SUPPLIED MATERIAL ::
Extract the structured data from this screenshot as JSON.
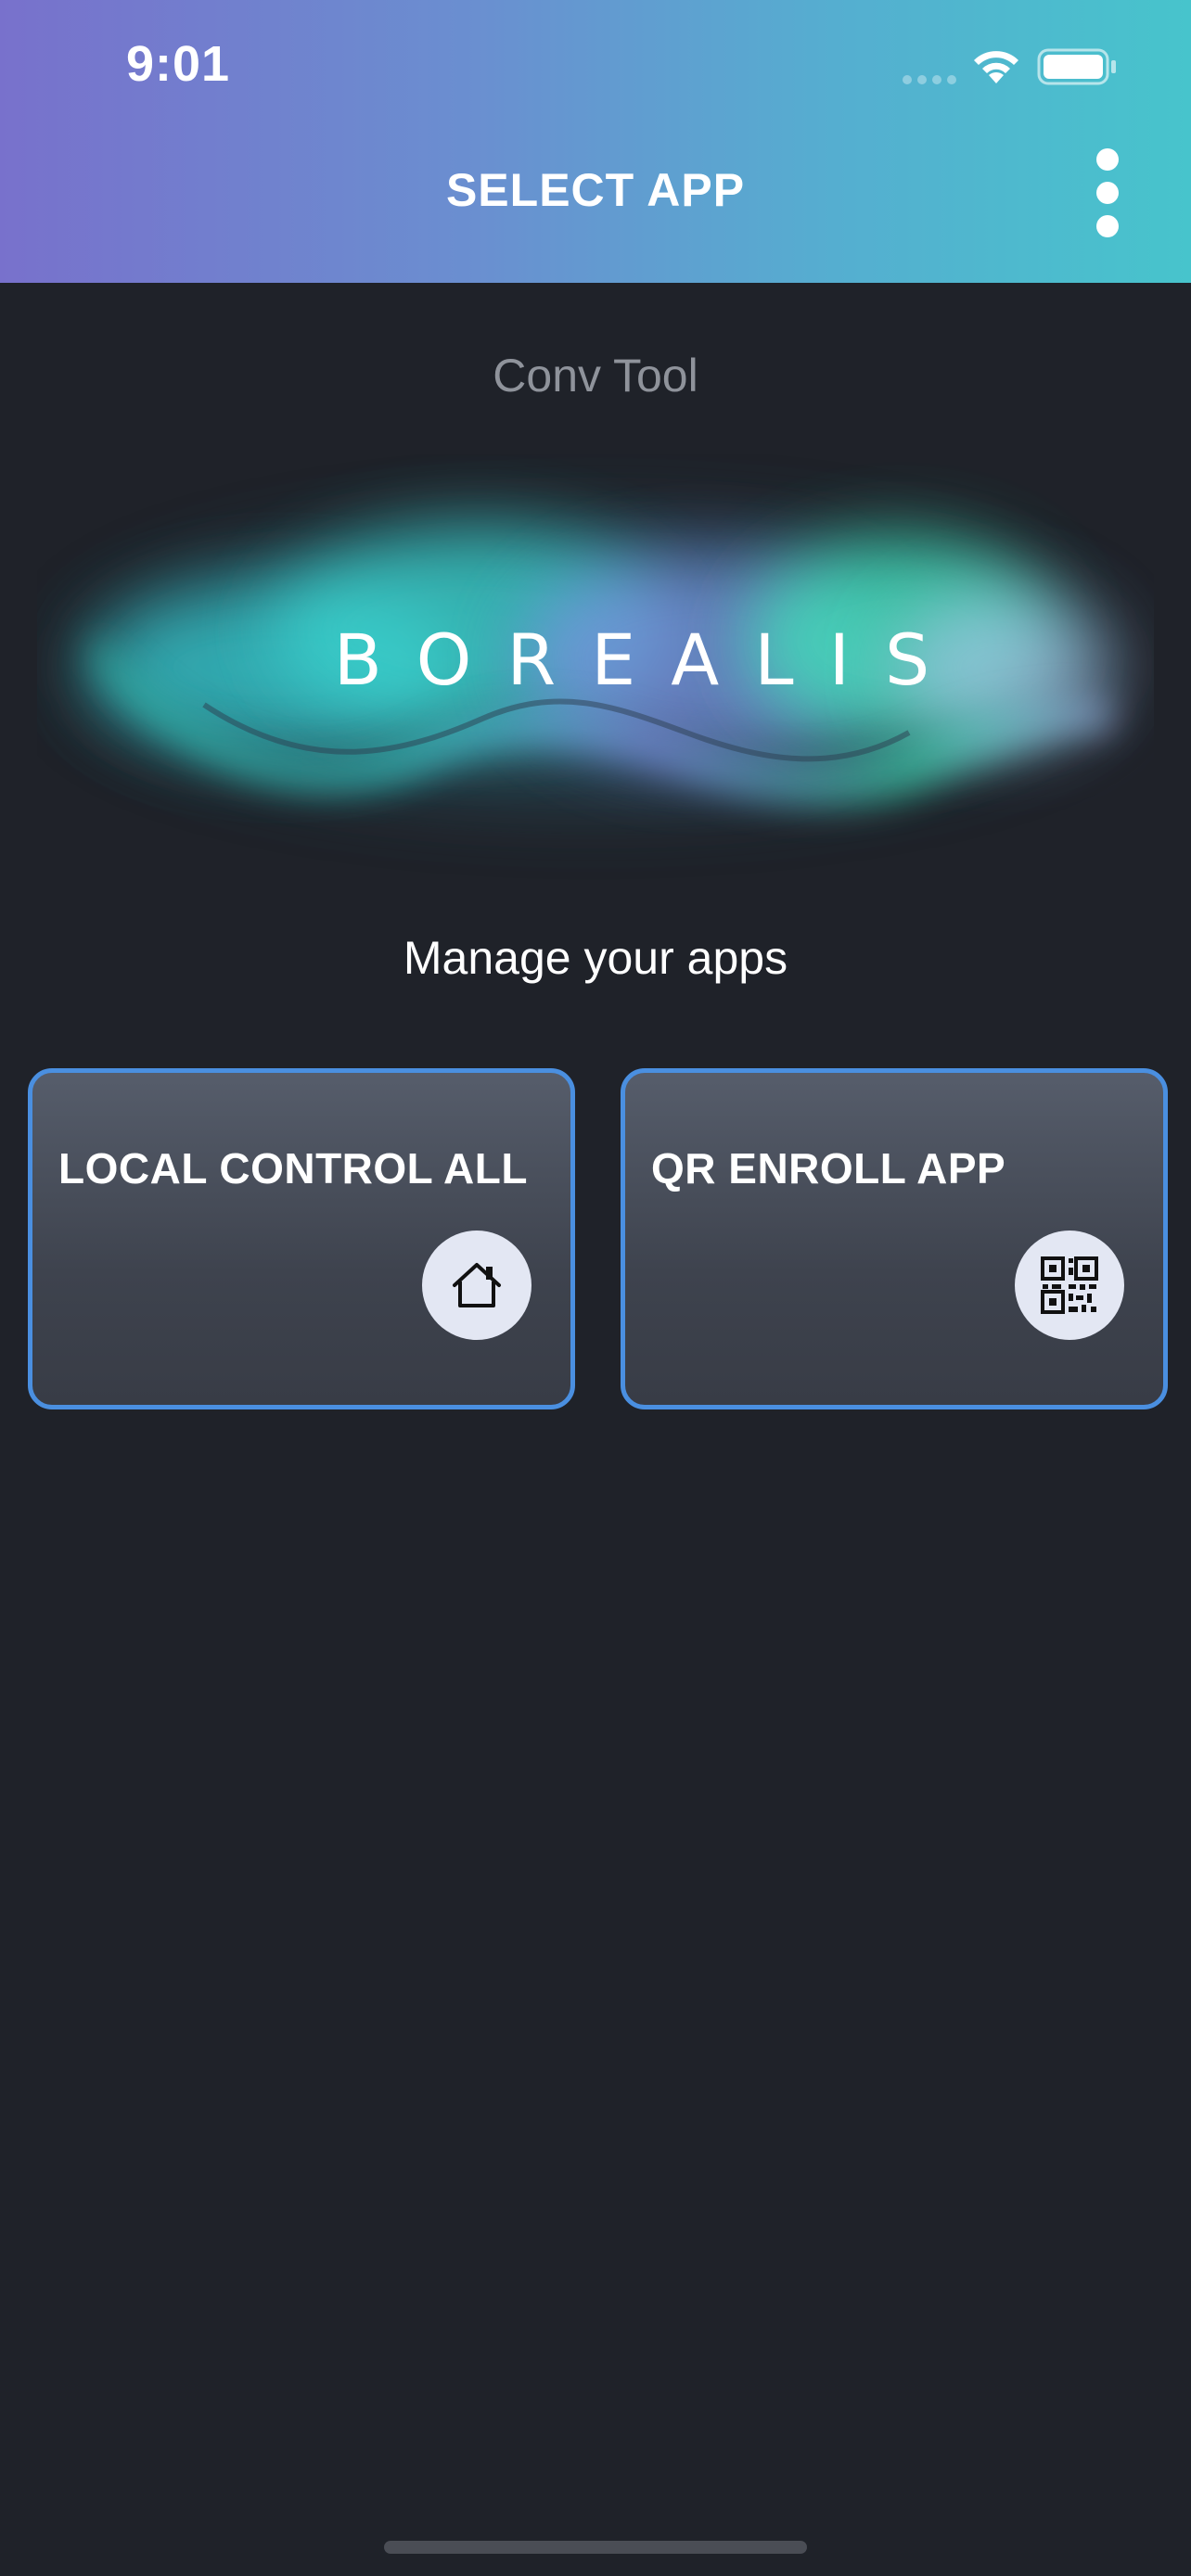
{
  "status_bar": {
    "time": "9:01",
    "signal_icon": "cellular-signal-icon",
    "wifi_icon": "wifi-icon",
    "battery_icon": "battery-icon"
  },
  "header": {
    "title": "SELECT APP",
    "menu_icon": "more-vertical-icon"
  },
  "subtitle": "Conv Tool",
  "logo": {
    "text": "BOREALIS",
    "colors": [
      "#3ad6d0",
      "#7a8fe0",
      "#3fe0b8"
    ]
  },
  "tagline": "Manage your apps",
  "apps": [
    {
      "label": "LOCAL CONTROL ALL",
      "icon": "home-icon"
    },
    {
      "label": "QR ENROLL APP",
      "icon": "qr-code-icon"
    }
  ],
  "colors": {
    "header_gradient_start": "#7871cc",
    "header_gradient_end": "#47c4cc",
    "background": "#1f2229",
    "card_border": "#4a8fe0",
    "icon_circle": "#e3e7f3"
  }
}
...
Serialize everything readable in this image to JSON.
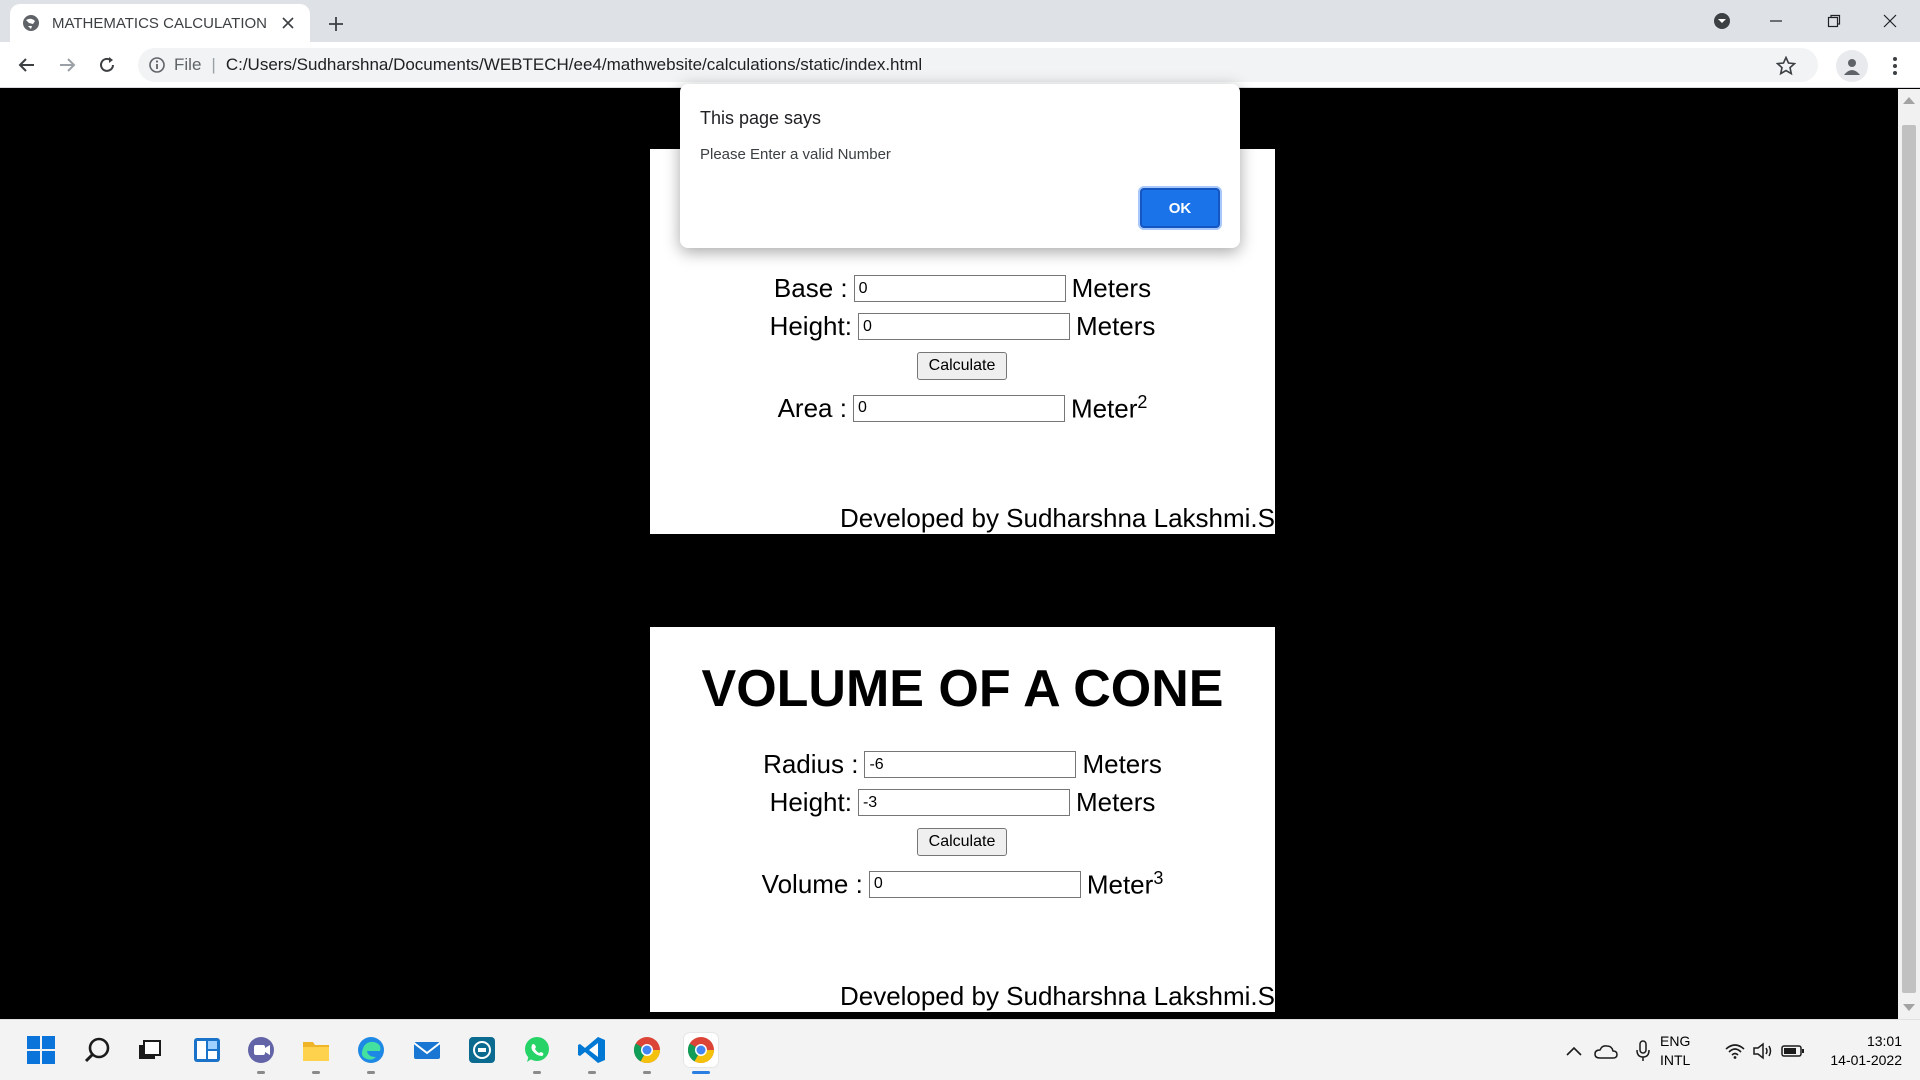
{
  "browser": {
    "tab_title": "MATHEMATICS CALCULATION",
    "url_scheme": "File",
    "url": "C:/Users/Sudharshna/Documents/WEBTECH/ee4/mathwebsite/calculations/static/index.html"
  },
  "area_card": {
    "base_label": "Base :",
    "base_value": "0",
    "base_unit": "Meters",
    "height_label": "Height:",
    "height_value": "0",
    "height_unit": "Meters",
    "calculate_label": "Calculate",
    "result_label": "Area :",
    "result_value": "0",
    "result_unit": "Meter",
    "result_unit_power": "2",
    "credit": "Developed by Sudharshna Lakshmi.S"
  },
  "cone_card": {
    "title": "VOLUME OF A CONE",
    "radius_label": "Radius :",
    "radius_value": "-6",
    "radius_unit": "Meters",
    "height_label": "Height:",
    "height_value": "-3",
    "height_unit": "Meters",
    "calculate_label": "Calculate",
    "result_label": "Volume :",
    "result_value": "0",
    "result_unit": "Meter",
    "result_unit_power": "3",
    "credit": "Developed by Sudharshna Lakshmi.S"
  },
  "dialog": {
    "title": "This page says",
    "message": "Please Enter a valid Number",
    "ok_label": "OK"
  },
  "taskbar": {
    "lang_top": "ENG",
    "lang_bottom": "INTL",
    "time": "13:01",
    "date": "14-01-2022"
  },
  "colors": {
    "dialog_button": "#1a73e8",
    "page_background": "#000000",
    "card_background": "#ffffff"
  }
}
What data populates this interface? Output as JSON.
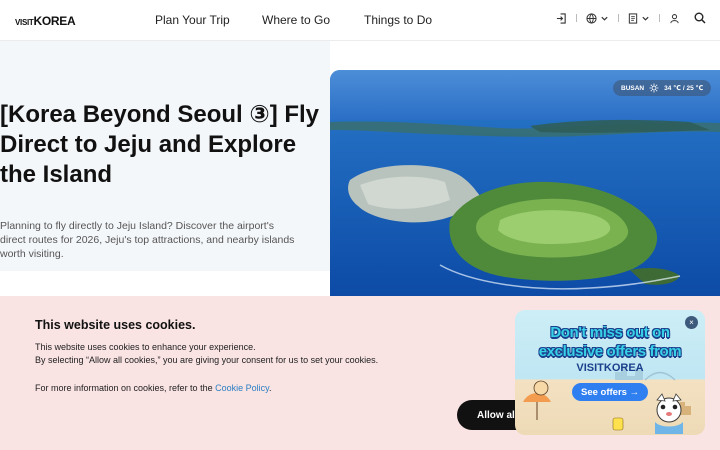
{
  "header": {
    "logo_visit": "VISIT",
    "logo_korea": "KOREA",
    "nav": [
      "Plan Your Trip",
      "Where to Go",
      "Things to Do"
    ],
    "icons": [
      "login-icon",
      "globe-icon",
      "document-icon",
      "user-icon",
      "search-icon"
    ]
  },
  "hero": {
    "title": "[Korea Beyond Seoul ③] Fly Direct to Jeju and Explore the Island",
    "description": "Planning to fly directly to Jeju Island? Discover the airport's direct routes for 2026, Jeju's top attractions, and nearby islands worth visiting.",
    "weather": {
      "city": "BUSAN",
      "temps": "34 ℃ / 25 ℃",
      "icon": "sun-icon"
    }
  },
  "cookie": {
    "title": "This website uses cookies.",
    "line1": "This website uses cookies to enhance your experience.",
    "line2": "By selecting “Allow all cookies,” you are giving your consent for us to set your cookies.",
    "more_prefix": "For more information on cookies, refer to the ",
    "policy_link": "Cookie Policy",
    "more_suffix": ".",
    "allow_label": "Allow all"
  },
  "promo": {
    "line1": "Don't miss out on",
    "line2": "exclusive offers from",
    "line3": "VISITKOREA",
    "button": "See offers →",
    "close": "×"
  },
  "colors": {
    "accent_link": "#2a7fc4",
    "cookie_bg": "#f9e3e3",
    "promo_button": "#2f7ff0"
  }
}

EXERCISE BRIEF ::
Among the records above, find each line holding the string "data" and pull it out.

RESPONSE BELOW ::
Extract the structured data from this screenshot as JSON.
What data populates this interface? Output as JSON.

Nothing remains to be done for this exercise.